What is being asked :: Write the data out again, character for character, with no images.

Material shown ::
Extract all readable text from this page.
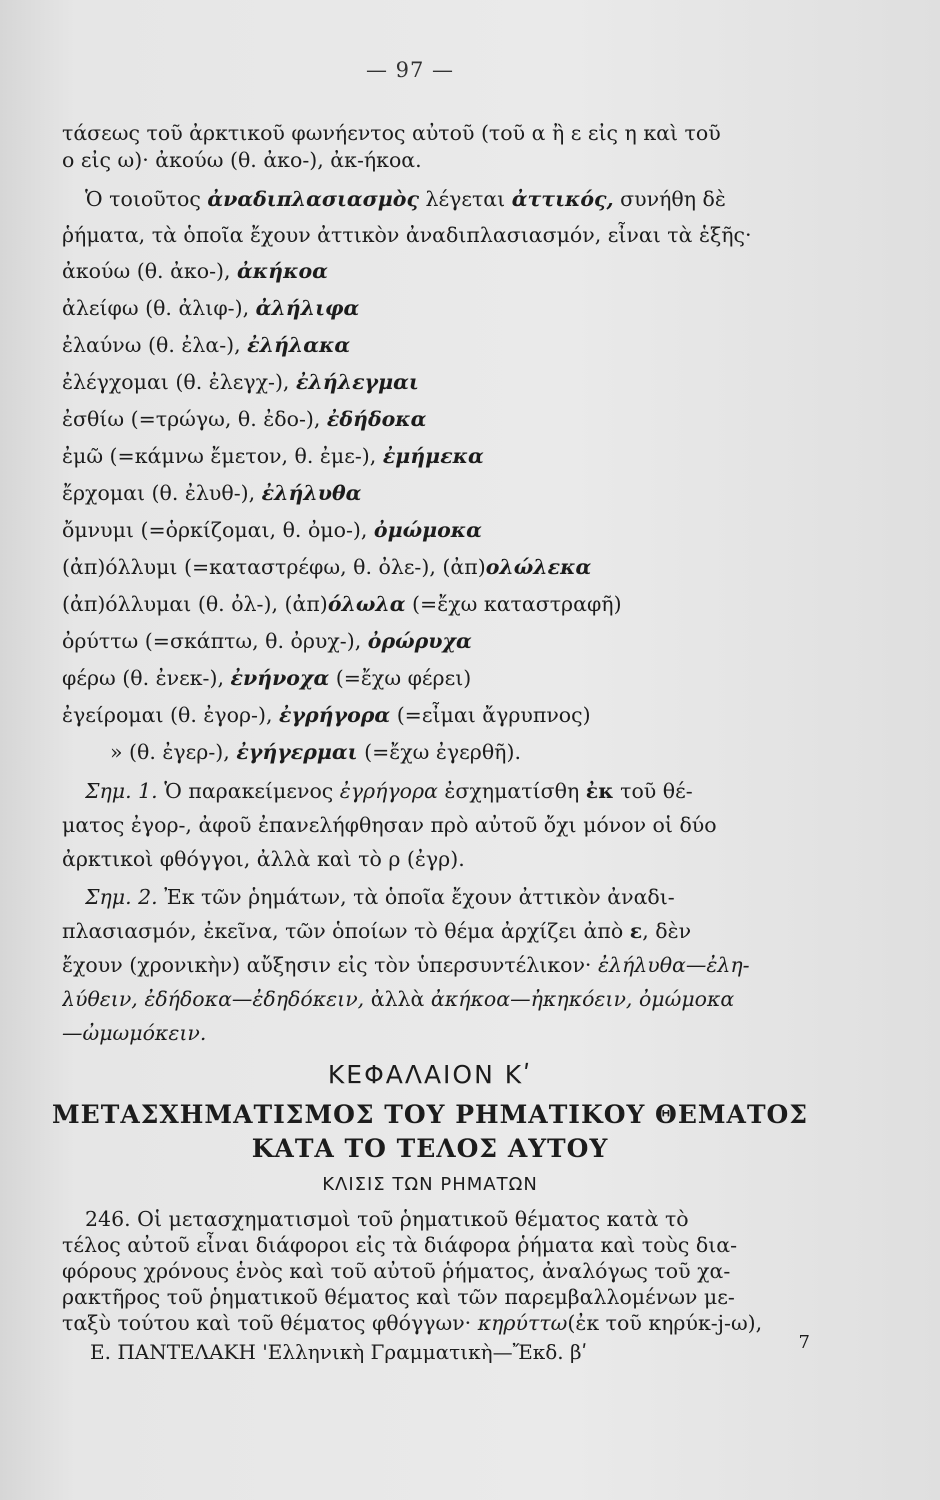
— 97 —
τάσεως τοῦ ἀρκτικοῦ φωνήεντος αὐτοῦ (τοῦ α ἢ ε εἰς η καὶ τοῦ
ο εἰς ω)· ἀκούω (θ. ἀκο-), ἀκ-ήκοα.
Ὁ τοιοῦτος ἀναδιπλασιασμὸς λέγεται ἀττικός, συνήθη δὲ
ῥήματα, τὰ ὁποῖα ἔχουν ἀττικὸν ἀναδιπλασιασμόν, εἶναι τὰ ἑξῆς·
ἀκούω (θ. ἀκο-), ἀκήκοα
ἀλείφω (θ. ἀλιφ-), ἀλήλιφα
ἐλαύνω (θ. ἐλα-), ἐλήλακα
ἐλέγχομαι (θ. ἐλεγχ-), ἐλήλεγμαι
ἐσθίω (=τρώγω, θ. ἐδο-), ἐδήδοκα
ἐμῶ (=κάμνω ἔμετον, θ. ἐμε-), ἐμήμεκα
ἔρχομαι (θ. ἐλυθ-), ἐλήλυθα
ὄμνυμι (=ὁρκίζομαι, θ. ὀμο-), ὀμώμοκα
(ἀπ)όλλυμι (=καταστρέφω, θ. ὀλε-), (ἀπ)ολώλεκα
(ἀπ)όλλυμαι (θ. ὀλ-), (ἀπ)όλωλα (=ἔχω καταστραφῆ)
ὀρύττω (=σκάπτω, θ. ὀρυχ-), ὀρώρυχα
φέρω (θ. ἐνεκ-), ἐνήνοχα (=ἔχω φέρει)
ἐγείρομαι (θ. ἐγορ-), ἐγρήγορα (=εἶμαι ἄγρυπνος)
» (θ. ἐγερ-), ἐγήγερμαι (=ἔχω ἐγερθῆ).
Σημ. 1. Ὁ παρακείμενος ἐγρήγορα ἐσχηματίσθη ἐκ τοῦ θέ-
ματος ἐγορ-, ἀφοῦ ἐπανελήφθησαν πρὸ αὐτοῦ ὄχι μόνον οἱ δύο
ἀρκτικοὶ φθόγγοι, ἀλλὰ καὶ τὸ ρ (ἐγρ).
Σημ. 2. Ἐκ τῶν ῥημάτων, τὰ ὁποῖα ἔχουν ἀττικὸν ἀναδι-
πλασιασμόν, ἐκεῖνα, τῶν ὁποίων τὸ θέμα ἀρχίζει ἀπὸ ε, δὲν
ἔχουν (χρονικὴν) αὔξησιν εἰς τὸν ὑπερσυντέλικον· ἐλήλυθα—ἐλη-
λύθειν, ἐδήδοκα—ἐδηδόκειν, ἀλλὰ ἀκήκοα—ἠκηκόειν, ὀμώμοκα
—ὠμωμόκειν.
ΚΕΦΑΛΑΙΟΝ Κʹ
ΜΕΤΑΣΧΗΜΑΤΙΣΜΟΣ ΤΟΥ ΡΗΜΑΤΙΚΟΥ ΘΕΜΑΤΟΣ
ΚΑΤΑ ΤΟ ΤΕΛΟΣ ΑΥΤΟΥ
ΚΛΙΣΙΣ ΤΩΝ ΡΗΜΑΤΩΝ
246. Οἱ μετασχηματισμοὶ τοῦ ῥηματικοῦ θέματος κατὰ τὸ
τέλος αὐτοῦ εἶναι διάφοροι εἰς τὰ διάφορα ῥήματα καὶ τοὺς δια-
φόρους χρόνους ἑνὸς καὶ τοῦ αὐτοῦ ῥήματος, ἀναλόγως τοῦ χα-
ρακτῆρος τοῦ ῥηματικοῦ θέματος καὶ τῶν παρεμβαλλομένων με-
ταξὺ τούτου καὶ τοῦ θέματος φθόγγων· κηρύττω(ἐκ τοῦ κηρύκ-j-ω),
Ε. ΠΑΝΤΕΛΑΚΗ 'Ελληνικὴ Γραμματικὴ—Ἔκδ. βʹ	7
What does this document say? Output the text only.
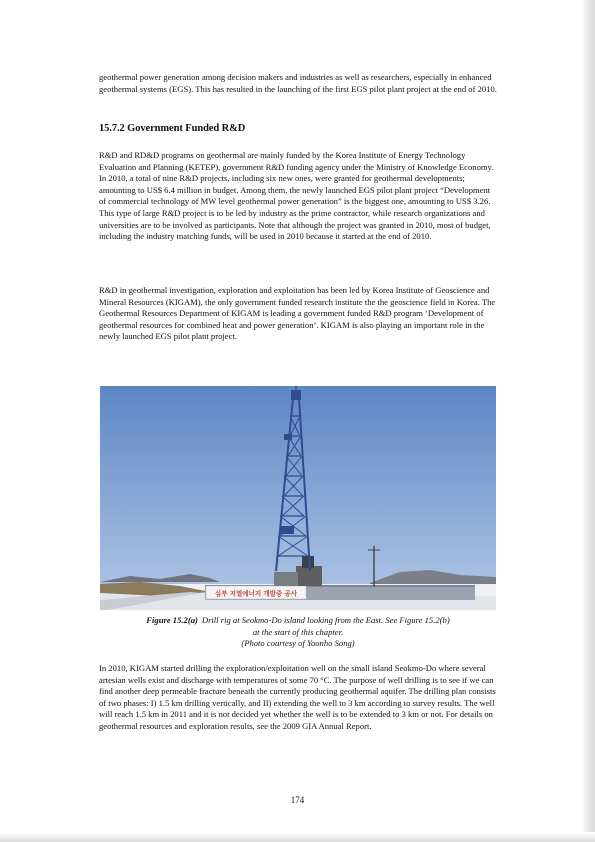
geothermal power generation among decision makers and industries as well as researchers, especially in enhanced geothermal systems (EGS). This has resulted in the launching of the first EGS pilot plant project at the end of 2010.

15.7.2 Government Funded R&D

R&D and RD&D programs on geothermal are mainly funded by the Korea Institute of Energy Technology Evaluation and Planning (KETEP), government R&D funding agency under the Ministry of Knowledge Economy. In 2010, a total of nine R&D projects, including six new ones, were granted for geothermal developments; amounting to US$ 6.4 million in budget. Among them, the newly launched EGS pilot plant project “Development of commercial technology of MW level geothermal power generation” is the biggest one, amounting to US$ 3.26. This type of large R&D project is to be led by industry as the prime contractor, while research organizations and universities are to be involved as participants. Note that although the project was granted in 2010, most of budget, including the industry matching funds, will be used in 2010 because it started at the end of 2010.

R&D in geothermal investigation, exploration and exploitation has been led by Korea Institute of Geoscience and Mineral Resources (KIGAM), the only government funded research institute the the geoscience field in Korea. The Geothermal Resources Department of KIGAM is leading a government funded R&D program ‘Development of geothermal resources for combined heat and power generation’. KIGAM is also playing an important role in the newly launched EGS pilot plant project.

심부 지열에너지 개발중 공사
Figure 15.2(a) Drill rig at Seokmo-Do island looking from the East. See Figure 15.2(b)
at the start of this chapter.
(Photo courtesy of Yoonho Song)

In 2010, KIGAM started drilling the exploration/exploitation well on the small island Seokmo-Do where several artesian wells exist and discharge with temperatures of some 70 °C. The purpose of well drilling is to see if we can find another deep permeable fracture beneath the currently producing geothermal aquifer. The drilling plan consists of two phases: I) 1.5 km drilling vertically, and II) extending the well to 3 km according to survey results. The well will reach 1.5 km in 2011 and it is not decided yet whether the well is to be extended to 3 km or not. For details on geothermal resources and exploration results, see the 2009 GIA Annual Report.

174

The reply ::
Extract all readable text from this page.
— 97 —
τάσεως τοῦ ἀρκτικοῦ φωνήεντος αὐτοῦ (τοῦ α ἢ ε εἰς η καὶ τοῦ
ο εἰς ω)· ἀκούω (θ. ἀκο-), ἀκ-ήκοα.
Ὁ τοιοῦτος ἀναδιπλασιασμὸς λέγεται ἀττικός, συνήθη δὲ
ῥήματα, τὰ ὁποῖα ἔχουν ἀττικὸν ἀναδιπλασιασμόν, εἶναι τὰ ἑξῆς·
ἀκούω (θ. ἀκο-), ἀκήκοα
ἀλείφω (θ. ἀλιφ-), ἀλήλιφα
ἐλαύνω (θ. ἐλα-), ἐλήλακα
ἐλέγχομαι (θ. ἐλεγχ-), ἐλήλεγμαι
ἐσθίω (=τρώγω, θ. ἐδο-), ἐδήδοκα
ἐμῶ (=κάμνω ἔμετον, θ. ἐμε-), ἐμήμεκα
ἔρχομαι (θ. ἐλυθ-), ἐλήλυθα
ὄμνυμι (=ὁρκίζομαι, θ. ὀμο-), ὀμώμοκα
(ἀπ)όλλυμι (=καταστρέφω, θ. ὀλε-), (ἀπ)ολώλεκα
(ἀπ)όλλυμαι (θ. ὀλ-), (ἀπ)όλωλα (=ἔχω καταστραφῆ)
ὀρύττω (=σκάπτω, θ. ὀρυχ-), ὀρώρυχα
φέρω (θ. ἐνεκ-), ἐνήνοχα (=ἔχω φέρει)
ἐγείρομαι (θ. ἐγορ-), ἐγρήγορα (=εἶμαι ἄγρυπνος)
» (θ. ἐγερ-), ἐγήγερμαι (=ἔχω ἐγερθῆ).
Σημ. 1. Ὁ παρακείμενος ἐγρήγορα ἐσχηματίσθη ἐκ τοῦ θέ-
ματος ἐγορ-, ἀφοῦ ἐπανελήφθησαν πρὸ αὐτοῦ ὄχι μόνον οἱ δύο
ἀρκτικοὶ φθόγγοι, ἀλλὰ καὶ τὸ ρ (ἐγρ).
Σημ. 2. Ἐκ τῶν ῥημάτων, τὰ ὁποῖα ἔχουν ἀττικὸν ἀναδι-
πλασιασμόν, ἐκεῖνα, τῶν ὁποίων τὸ θέμα ἀρχίζει ἀπὸ ε, δὲν
ἔχουν (χρονικὴν) αὔξησιν εἰς τὸν ὑπερσυντέλικον· ἐλήλυθα—ἐλη-
λύθειν, ἐδήδοκα—ἐδηδόκειν, ἀλλὰ ἀκήκοα—ἠκηκόειν, ὀμώμοκα
—ὠμωμόκειν.
ΚΕΦΑΛΑΙΟΝ Κʹ
ΜΕΤΑΣΧΗΜΑΤΙΣΜΟΣ ΤΟΥ ΡΗΜΑΤΙΚΟΥ ΘΕΜΑΤΟΣ
ΚΑΤΑ ΤΟ ΤΕΛΟΣ ΑΥΤΟΥ
ΚΛΙΣΙΣ ΤΩΝ ΡΗΜΑΤΩΝ
246. Οἱ μετασχηματισμοὶ τοῦ ῥηματικοῦ θέματος κατὰ τὸ
τέλος αὐτοῦ εἶναι διάφοροι εἰς τὰ διάφορα ῥήματα καὶ τοὺς δια-
φόρους χρόνους ἑνὸς καὶ τοῦ αὐτοῦ ῥήματος, ἀναλόγως τοῦ χα-
ρακτῆρος τοῦ ῥηματικοῦ θέματος καὶ τῶν παρεμβαλλομένων με-
ταξὺ τούτου καὶ τοῦ θέματος φθόγγων· κηρύττω(ἐκ τοῦ κηρύκ-j-ω),
Ε. ΠΑΝΤΕΛΑΚΗ 'Ελληνικὴ Γραμματικὴ—Ἔκδ. βʹ	7
What does this document say? Output the text only.
geothermal power generation among decision makers and industries as well as researchers, especially in enhanced geothermal systems (EGS). This has resulted in the launching of the first EGS pilot plant project at the end of 2010.

15.7.2 Government Funded R&D

R&D and RD&D programs on geothermal are mainly funded by the Korea Institute of Energy Technology Evaluation and Planning (KETEP), government R&D funding agency under the Ministry of Knowledge Economy. In 2010, a total of nine R&D projects, including six new ones, were granted for geothermal developments; amounting to US$ 6.4 million in budget. Among them, the newly launched EGS pilot plant project “Development of commercial technology of MW level geothermal power generation” is the biggest one, amounting to US$ 3.26. This type of large R&D project is to be led by industry as the prime contractor, while research organizations and universities are to be involved as participants. Note that although the project was granted in 2010, most of budget, including the industry matching funds, will be used in 2010 because it started at the end of 2010.

R&D in geothermal investigation, exploration and exploitation has been led by Korea Institute of Geoscience and Mineral Resources (KIGAM), the only government funded research institute the the geoscience field in Korea. The Geothermal Resources Department of KIGAM is leading a government funded R&D program ‘Development of geothermal resources for combined heat and power generation’. KIGAM is also playing an important role in the newly launched EGS pilot plant project.

심부 지열에너지 개발중 공사
Figure 15.2(a) Drill rig at Seokmo-Do island looking from the East. See Figure 15.2(b)
at the start of this chapter.
(Photo courtesy of Yoonho Song)

In 2010, KIGAM started drilling the exploration/exploitation well on the small island Seokmo-Do where several artesian wells exist and discharge with temperatures of some 70 °C. The purpose of well drilling is to see if we can find another deep permeable fracture beneath the currently producing geothermal aquifer. The drilling plan consists of two phases: I) 1.5 km drilling vertically, and II) extending the well to 3 km according to survey results. The well will reach 1.5 km in 2011 and it is not decided yet whether the well is to be extended to 3 km or not. For details on geothermal resources and exploration results, see the 2009 GIA Annual Report.

174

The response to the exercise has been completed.